Pick out the lines below that contain the string "screenshot" and copy them all.

Data listing:
"""

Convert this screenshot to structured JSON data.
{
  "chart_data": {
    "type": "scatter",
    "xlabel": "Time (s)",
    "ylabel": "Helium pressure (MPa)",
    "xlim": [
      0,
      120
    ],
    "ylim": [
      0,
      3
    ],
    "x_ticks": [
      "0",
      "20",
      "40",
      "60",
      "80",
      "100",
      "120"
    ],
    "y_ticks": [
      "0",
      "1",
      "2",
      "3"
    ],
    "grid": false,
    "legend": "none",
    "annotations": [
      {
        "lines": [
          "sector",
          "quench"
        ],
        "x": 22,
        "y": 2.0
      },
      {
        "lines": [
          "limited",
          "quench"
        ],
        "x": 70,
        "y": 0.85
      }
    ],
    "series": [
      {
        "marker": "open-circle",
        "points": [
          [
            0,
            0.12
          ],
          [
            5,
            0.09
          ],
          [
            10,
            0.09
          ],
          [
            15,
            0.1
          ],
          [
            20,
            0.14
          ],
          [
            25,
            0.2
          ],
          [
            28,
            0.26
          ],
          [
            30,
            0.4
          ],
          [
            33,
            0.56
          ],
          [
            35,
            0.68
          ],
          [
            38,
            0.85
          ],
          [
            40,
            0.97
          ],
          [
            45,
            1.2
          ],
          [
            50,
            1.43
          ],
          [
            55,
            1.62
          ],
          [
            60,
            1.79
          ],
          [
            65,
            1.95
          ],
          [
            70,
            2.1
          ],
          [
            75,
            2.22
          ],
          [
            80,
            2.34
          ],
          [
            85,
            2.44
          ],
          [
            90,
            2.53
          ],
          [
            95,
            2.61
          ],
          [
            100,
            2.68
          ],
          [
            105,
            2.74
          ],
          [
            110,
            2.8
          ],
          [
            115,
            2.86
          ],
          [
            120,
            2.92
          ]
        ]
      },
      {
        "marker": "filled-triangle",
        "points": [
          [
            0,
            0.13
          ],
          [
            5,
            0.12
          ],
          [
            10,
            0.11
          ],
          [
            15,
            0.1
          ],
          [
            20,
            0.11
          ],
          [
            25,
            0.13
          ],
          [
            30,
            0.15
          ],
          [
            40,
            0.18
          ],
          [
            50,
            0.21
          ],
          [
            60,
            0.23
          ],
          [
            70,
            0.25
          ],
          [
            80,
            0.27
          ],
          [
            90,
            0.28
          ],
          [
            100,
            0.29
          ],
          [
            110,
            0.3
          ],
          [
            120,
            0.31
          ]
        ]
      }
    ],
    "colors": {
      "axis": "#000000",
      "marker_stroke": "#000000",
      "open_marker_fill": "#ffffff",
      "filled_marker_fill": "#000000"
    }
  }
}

"""
"""

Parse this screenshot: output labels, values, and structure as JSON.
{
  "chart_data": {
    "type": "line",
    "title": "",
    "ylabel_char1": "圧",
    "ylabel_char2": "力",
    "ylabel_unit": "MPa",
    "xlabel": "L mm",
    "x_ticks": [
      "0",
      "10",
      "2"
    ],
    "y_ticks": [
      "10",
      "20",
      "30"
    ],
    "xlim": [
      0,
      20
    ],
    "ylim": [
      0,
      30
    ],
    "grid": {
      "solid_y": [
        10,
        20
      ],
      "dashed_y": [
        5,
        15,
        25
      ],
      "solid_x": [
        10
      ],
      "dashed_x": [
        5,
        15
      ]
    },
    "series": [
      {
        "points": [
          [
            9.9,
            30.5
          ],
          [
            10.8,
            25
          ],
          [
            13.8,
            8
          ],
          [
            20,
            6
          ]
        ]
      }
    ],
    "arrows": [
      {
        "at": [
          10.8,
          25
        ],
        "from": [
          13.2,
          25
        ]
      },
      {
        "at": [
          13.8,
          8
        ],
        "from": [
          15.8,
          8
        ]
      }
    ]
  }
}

"""

▶ _Solution to the exercise_
Convert this screenshot to structured JSON data.
Parse this screenshot: output labels, values, and structure as JSON.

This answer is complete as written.